==== DATA LINES
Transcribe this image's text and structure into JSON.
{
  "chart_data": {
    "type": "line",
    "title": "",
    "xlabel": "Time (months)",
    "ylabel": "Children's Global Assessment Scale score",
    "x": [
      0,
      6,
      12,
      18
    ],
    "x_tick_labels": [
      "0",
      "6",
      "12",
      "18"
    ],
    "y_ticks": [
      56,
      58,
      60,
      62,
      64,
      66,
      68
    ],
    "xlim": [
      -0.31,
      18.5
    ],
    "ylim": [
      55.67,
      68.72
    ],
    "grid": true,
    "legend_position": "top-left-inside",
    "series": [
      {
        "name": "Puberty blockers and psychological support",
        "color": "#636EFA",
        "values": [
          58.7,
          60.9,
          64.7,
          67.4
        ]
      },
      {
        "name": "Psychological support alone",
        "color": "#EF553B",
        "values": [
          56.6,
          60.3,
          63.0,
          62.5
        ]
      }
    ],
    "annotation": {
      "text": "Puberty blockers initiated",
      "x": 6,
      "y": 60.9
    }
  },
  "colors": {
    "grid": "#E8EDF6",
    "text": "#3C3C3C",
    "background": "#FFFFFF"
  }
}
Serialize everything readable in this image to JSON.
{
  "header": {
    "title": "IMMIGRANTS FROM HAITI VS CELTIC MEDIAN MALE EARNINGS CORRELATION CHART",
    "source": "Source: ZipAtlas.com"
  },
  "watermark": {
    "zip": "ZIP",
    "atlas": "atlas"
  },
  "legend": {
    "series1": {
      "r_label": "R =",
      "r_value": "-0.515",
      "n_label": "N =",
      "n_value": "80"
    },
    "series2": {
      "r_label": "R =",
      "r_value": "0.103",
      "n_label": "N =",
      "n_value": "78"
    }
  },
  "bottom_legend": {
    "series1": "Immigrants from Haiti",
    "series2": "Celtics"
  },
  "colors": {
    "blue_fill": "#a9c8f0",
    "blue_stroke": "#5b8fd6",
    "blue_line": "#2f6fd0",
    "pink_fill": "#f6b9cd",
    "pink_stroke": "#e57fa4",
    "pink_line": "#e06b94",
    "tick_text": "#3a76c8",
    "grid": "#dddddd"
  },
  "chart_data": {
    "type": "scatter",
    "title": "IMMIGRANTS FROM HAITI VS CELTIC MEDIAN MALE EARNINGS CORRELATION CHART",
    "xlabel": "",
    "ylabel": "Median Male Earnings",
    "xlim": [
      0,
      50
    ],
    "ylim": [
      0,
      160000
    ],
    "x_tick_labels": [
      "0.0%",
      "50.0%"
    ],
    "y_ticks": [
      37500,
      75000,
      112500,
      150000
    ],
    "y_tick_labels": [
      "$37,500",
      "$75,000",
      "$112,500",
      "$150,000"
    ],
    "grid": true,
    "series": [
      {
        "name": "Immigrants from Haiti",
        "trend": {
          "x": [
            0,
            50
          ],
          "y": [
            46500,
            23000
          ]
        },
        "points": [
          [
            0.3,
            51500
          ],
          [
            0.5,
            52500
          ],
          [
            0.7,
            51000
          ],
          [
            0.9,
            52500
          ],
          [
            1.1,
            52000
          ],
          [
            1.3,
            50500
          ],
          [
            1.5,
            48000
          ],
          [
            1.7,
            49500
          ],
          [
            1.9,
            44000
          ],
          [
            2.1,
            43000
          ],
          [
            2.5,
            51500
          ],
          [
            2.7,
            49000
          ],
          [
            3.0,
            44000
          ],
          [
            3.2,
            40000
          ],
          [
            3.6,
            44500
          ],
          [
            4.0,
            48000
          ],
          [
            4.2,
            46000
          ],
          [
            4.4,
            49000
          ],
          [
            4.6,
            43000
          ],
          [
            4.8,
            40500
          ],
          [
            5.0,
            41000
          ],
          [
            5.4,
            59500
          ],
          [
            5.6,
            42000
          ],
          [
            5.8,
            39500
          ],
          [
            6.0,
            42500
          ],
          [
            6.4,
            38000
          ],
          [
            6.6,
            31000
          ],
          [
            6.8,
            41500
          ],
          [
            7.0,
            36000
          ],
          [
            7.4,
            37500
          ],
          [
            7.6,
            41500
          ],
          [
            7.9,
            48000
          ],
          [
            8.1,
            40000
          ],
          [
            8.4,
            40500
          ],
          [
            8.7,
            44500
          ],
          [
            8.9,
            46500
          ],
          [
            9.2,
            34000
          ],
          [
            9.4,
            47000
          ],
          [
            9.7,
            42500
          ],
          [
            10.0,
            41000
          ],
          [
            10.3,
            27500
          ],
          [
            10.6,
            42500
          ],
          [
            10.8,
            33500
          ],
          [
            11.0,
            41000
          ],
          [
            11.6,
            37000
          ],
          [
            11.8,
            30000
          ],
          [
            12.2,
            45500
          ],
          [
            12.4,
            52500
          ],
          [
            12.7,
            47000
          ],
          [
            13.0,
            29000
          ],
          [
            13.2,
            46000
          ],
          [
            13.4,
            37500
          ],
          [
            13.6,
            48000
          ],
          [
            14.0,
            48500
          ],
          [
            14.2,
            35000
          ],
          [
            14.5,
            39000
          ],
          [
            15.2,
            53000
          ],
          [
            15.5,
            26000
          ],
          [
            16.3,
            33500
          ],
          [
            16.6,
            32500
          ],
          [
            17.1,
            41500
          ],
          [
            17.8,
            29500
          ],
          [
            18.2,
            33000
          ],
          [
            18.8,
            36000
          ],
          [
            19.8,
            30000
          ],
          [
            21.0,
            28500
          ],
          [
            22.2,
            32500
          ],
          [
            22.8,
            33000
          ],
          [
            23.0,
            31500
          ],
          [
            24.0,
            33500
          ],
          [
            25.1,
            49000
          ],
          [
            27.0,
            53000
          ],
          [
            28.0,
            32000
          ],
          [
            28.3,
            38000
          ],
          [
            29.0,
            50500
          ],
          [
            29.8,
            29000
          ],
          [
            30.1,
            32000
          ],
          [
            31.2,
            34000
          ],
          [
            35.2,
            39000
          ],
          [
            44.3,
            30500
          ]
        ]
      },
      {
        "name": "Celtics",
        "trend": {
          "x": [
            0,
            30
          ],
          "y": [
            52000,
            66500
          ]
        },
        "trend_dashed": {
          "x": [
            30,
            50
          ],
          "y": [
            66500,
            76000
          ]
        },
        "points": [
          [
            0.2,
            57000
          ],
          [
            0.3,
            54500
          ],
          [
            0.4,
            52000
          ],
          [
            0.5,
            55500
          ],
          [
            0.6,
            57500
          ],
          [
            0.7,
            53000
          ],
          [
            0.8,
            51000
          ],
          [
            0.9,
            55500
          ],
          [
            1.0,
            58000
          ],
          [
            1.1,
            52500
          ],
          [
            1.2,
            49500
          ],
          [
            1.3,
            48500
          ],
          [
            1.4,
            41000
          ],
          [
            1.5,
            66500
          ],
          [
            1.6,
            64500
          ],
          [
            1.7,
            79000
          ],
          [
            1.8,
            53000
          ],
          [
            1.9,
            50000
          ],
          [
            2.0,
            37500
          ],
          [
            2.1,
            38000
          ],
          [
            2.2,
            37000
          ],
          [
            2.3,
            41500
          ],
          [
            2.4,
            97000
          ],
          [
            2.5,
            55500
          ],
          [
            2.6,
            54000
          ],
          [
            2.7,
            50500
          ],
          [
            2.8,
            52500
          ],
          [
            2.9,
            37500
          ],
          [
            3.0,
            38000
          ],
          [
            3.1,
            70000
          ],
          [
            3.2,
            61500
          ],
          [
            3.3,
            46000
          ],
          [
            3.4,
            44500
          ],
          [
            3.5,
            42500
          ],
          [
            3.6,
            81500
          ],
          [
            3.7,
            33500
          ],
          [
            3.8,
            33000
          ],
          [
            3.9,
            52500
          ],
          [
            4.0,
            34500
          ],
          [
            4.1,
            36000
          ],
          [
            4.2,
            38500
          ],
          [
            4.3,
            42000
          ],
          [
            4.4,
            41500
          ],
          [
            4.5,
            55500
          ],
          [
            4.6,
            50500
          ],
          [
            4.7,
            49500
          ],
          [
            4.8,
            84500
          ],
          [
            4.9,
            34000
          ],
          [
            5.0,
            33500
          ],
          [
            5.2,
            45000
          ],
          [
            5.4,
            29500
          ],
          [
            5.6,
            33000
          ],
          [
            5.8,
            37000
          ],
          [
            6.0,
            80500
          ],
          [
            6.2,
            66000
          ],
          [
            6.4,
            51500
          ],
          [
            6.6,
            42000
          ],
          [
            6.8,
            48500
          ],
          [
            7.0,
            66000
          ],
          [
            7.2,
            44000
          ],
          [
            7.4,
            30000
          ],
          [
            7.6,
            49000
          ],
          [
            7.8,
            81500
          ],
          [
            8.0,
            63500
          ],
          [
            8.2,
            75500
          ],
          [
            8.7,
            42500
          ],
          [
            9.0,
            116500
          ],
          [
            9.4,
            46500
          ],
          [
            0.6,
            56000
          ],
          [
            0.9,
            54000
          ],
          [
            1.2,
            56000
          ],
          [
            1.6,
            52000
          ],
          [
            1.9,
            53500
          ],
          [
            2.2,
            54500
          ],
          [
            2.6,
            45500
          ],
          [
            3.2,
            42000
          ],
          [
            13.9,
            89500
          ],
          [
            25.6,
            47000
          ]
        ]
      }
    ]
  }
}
========
→ **TASK**: In the entries above, locate every line with the word "Puberty" and copy it.

→ **PROBLEM SOLUTION**:
        "name": "Puberty blockers and psychological support",
      "text": "Puberty blockers initiated",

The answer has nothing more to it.